◆ PROBLEM
Search the material for the string "ylabel", then report how many lines hold it, with no other text.
======== EXERCISE INPUTS
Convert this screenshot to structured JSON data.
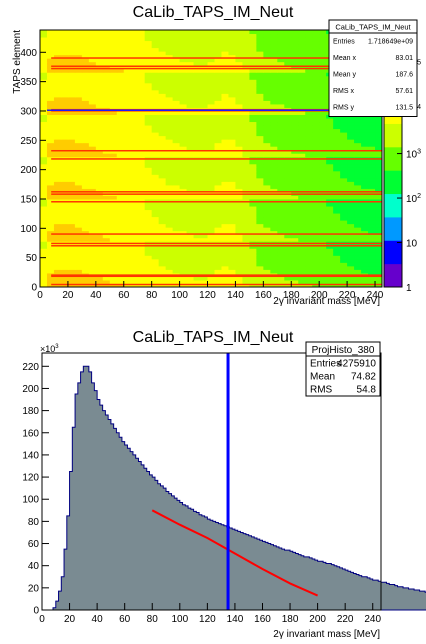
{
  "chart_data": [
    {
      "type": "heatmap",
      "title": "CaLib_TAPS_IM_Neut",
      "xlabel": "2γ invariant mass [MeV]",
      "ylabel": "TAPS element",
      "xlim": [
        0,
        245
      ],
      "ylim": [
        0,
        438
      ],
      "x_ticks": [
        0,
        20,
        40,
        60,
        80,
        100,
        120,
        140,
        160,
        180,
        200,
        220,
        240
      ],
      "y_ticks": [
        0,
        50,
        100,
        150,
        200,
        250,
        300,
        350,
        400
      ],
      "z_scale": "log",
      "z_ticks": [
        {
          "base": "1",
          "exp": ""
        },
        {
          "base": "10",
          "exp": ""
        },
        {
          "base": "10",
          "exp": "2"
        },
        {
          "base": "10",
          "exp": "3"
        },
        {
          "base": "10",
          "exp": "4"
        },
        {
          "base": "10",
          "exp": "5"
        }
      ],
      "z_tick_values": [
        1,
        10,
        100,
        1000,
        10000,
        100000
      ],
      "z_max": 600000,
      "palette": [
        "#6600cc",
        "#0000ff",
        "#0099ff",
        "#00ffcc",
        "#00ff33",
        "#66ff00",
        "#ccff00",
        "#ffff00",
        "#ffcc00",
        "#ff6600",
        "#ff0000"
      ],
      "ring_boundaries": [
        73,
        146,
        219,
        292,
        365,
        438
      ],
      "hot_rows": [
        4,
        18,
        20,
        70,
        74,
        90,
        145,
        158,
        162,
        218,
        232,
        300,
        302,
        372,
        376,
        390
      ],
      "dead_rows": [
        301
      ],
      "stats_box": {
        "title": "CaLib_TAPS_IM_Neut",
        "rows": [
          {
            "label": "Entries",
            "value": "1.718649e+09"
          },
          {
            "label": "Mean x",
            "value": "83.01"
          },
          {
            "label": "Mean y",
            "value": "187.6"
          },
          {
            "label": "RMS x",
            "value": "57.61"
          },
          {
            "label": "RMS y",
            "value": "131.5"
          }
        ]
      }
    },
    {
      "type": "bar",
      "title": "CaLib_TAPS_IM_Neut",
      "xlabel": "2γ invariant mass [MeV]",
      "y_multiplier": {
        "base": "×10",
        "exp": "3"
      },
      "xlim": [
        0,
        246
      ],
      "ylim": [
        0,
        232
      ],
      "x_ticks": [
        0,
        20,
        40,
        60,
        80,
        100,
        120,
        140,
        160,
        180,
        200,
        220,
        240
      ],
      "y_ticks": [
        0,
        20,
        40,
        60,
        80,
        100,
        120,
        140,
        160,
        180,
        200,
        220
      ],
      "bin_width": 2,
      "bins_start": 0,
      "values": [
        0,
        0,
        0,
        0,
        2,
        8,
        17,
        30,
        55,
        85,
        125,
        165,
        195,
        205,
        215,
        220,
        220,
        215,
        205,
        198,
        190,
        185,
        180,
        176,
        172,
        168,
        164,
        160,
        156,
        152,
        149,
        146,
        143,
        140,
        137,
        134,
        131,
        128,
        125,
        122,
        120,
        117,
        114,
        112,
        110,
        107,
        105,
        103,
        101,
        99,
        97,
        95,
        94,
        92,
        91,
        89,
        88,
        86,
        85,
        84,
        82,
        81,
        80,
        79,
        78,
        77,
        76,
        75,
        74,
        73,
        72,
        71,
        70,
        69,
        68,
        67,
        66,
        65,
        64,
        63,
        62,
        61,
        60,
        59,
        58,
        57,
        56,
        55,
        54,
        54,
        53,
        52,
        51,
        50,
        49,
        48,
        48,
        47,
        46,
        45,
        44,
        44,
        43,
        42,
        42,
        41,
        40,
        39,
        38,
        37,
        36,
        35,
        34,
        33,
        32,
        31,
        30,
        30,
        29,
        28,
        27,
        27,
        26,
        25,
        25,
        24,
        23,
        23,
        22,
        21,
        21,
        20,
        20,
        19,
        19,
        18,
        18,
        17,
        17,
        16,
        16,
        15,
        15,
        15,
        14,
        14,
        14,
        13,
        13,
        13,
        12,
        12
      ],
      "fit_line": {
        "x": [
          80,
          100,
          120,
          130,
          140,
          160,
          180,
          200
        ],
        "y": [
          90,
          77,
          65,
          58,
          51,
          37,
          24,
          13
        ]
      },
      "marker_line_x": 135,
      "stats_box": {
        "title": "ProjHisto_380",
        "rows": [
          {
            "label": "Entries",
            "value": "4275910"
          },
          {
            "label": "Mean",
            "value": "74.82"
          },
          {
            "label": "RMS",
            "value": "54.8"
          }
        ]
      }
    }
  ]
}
================
======== EXERCISE INPUTS
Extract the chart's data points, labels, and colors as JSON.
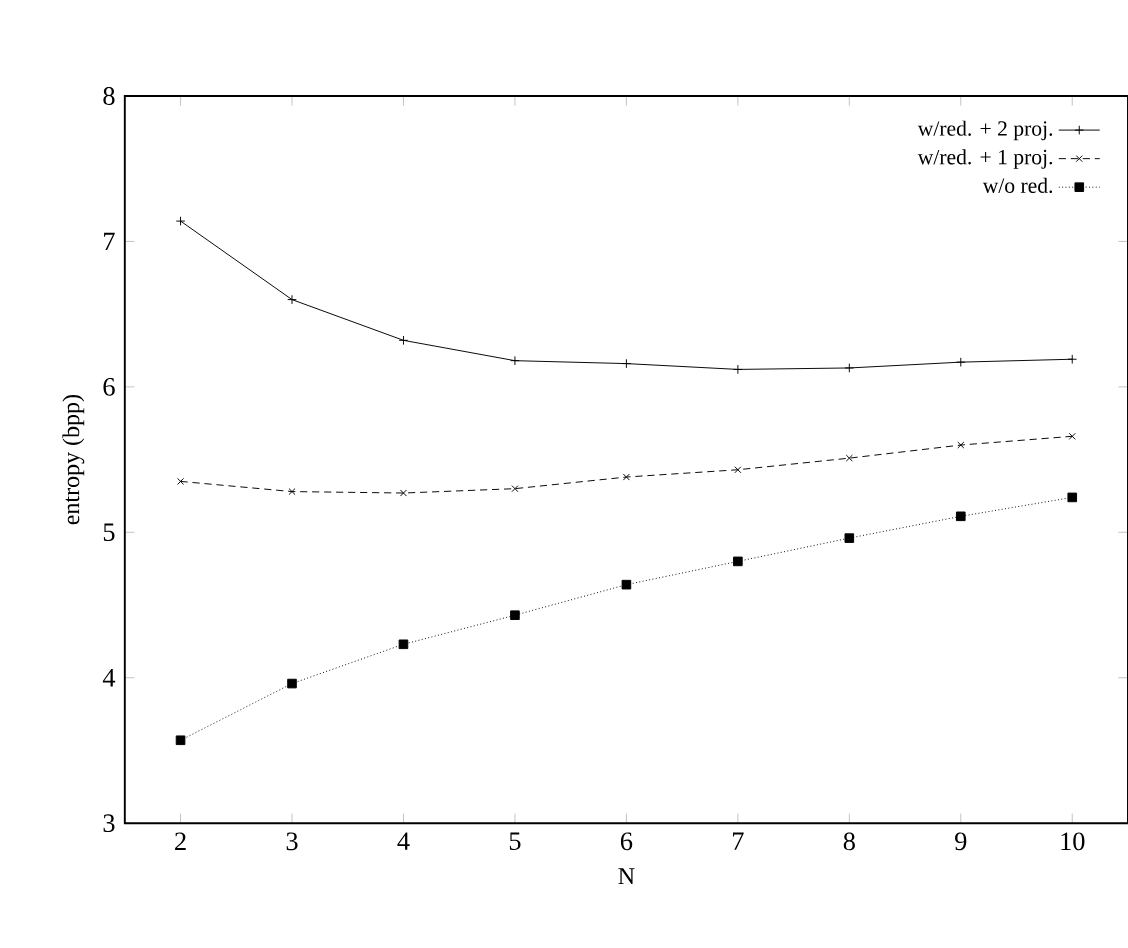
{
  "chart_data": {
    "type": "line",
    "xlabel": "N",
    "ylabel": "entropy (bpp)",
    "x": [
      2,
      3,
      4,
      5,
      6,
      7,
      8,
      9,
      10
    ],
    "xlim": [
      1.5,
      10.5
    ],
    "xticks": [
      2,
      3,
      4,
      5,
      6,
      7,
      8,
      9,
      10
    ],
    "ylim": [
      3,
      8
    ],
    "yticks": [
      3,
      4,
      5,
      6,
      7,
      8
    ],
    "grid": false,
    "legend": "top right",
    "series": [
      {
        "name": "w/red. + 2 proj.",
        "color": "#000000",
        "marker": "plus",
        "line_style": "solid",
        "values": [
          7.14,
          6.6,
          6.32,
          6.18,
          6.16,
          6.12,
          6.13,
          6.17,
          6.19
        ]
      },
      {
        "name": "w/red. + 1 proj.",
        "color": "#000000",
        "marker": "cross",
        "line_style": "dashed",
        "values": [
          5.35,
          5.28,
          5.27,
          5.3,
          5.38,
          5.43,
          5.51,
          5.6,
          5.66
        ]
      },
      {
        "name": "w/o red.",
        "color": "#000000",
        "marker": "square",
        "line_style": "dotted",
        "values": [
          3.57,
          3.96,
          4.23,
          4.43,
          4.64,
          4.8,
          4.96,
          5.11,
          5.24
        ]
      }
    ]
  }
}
================
◆ REPLY
2